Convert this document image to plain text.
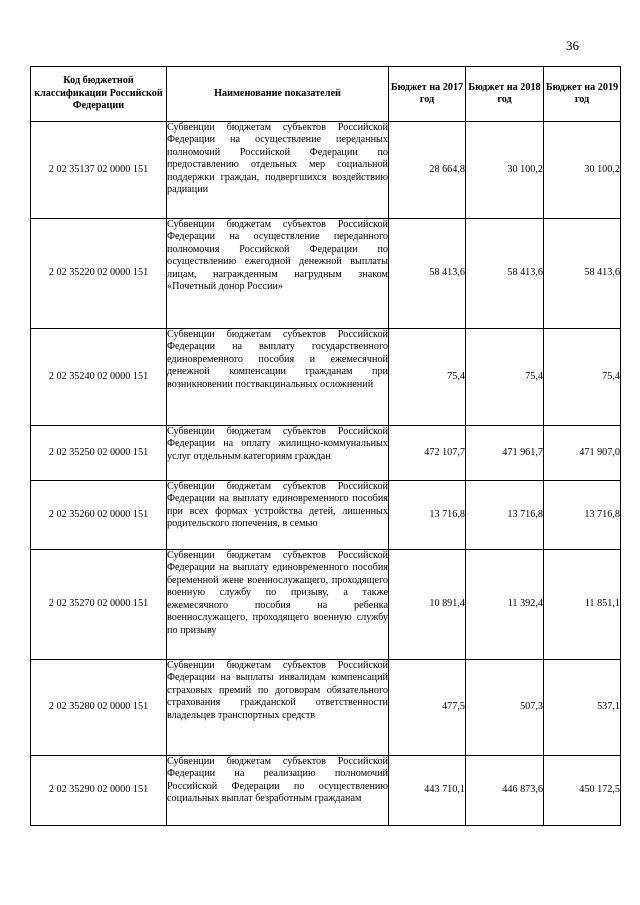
36
Код бюджетной классификации Российской Федерации	Наименование показателей	Бюджет на 2017 год	Бюджет на 2018 год	Бюджет на 2019 год
2 02 35137 02 0000 151	Субвенции бюджетам субъектов Российской Федерации на осуществление переданных полномочий Российской Федерации по предоставлению отдельных мер социальной поддержки граждан, подвергшихся воздействию радиации	28 664,8	30 100,2	30 100,2
2 02 35220 02 0000 151	Субвенции бюджетам субъектов Российской Федерации на осуществление переданного полномочия Российской Федерации по осуществлению ежегодной денежной выплаты лицам, награжденным нагрудным знаком «Почетный донор России»	58 413,6	58 413,6	58 413,6
2 02 35240 02 0000 151	Субвенции бюджетам субъектов Российской Федерации на выплату государственного единовременного пособия и ежемесячной денежной компенсации гражданам при возникновении поствакцинальных осложнений	75,4	75,4	75,4
2 02 35250 02 0000 151	Субвенции бюджетам субъектов Российской Федерации на оплату жилищно-коммунальных услуг отдельным категориям граждан	472 107,7	471 961,7	471 907,0
2 02 35260 02 0000 151	Субвенции бюджетам субъектов Российской Федерации на выплату единовременного пособия при всех формах устройства детей, лишенных родительского попечения, в семью	13 716,8	13 716,8	13 716,8
2 02 35270 02 0000 151	Субвенции бюджетам субъектов Российской Федерации на выплату единовременного пособия беременной жене военнослужащего, проходящего военную службу по призыву, а также ежемесячного пособия на ребенка военнослужащего, проходящего военную службу по призыву	10 891,4	11 392,4	11 851,1
2 02 35280 02 0000 151	Субвенции бюджетам субъектов Российской Федерации на выплаты инвалидам компенсаций страховых премий по договорам обязательного страхования гражданской ответственности владельцев транспортных средств	477,5	507,3	537,1
2 02 35290 02 0000 151	Субвенции бюджетам субъектов Российской Федерации на реализацию полномочий Российской Федерации по осуществлению социальных выплат безработным гражданам	443 710,1	446 873,6	450 172,5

***

What to work on:
Transcribe the records above verbatim. Do not carry over any picture.

Solved problem:
Convert this document image to plain text.
36
Код бюджетной классификации Российской Федерации	Наименование показателей	Бюджет на 2017 год	Бюджет на 2018 год	Бюджет на 2019 год
2 02 35137 02 0000 151	Субвенции бюджетам субъектов Российской Федерации на осуществление переданных полномочий Российской Федерации по предоставлению отдельных мер социальной поддержки граждан, подвергшихся воздействию радиации	28 664,8	30 100,2	30 100,2
2 02 35220 02 0000 151	Субвенции бюджетам субъектов Российской Федерации на осуществление переданного полномочия Российской Федерации по осуществлению ежегодной денежной выплаты лицам, награжденным нагрудным знаком «Почетный донор России»	58 413,6	58 413,6	58 413,6
2 02 35240 02 0000 151	Субвенции бюджетам субъектов Российской Федерации на выплату государственного единовременного пособия и ежемесячной денежной компенсации гражданам при возникновении поствакцинальных осложнений	75,4	75,4	75,4
2 02 35250 02 0000 151	Субвенции бюджетам субъектов Российской Федерации на оплату жилищно-коммунальных услуг отдельным категориям граждан	472 107,7	471 961,7	471 907,0
2 02 35260 02 0000 151	Субвенции бюджетам субъектов Российской Федерации на выплату единовременного пособия при всех формах устройства детей, лишенных родительского попечения, в семью	13 716,8	13 716,8	13 716,8
2 02 35270 02 0000 151	Субвенции бюджетам субъектов Российской Федерации на выплату единовременного пособия беременной жене военнослужащего, проходящего военную службу по призыву, а также ежемесячного пособия на ребенка военнослужащего, проходящего военную службу по призыву	10 891,4	11 392,4	11 851,1
2 02 35280 02 0000 151	Субвенции бюджетам субъектов Российской Федерации на выплаты инвалидам компенсаций страховых премий по договорам обязательного страхования гражданской ответственности владельцев транспортных средств	477,5	507,3	537,1
2 02 35290 02 0000 151	Субвенции бюджетам субъектов Российской Федерации на реализацию полномочий Российской Федерации по осуществлению социальных выплат безработным гражданам	443 710,1	446 873,6	450 172,5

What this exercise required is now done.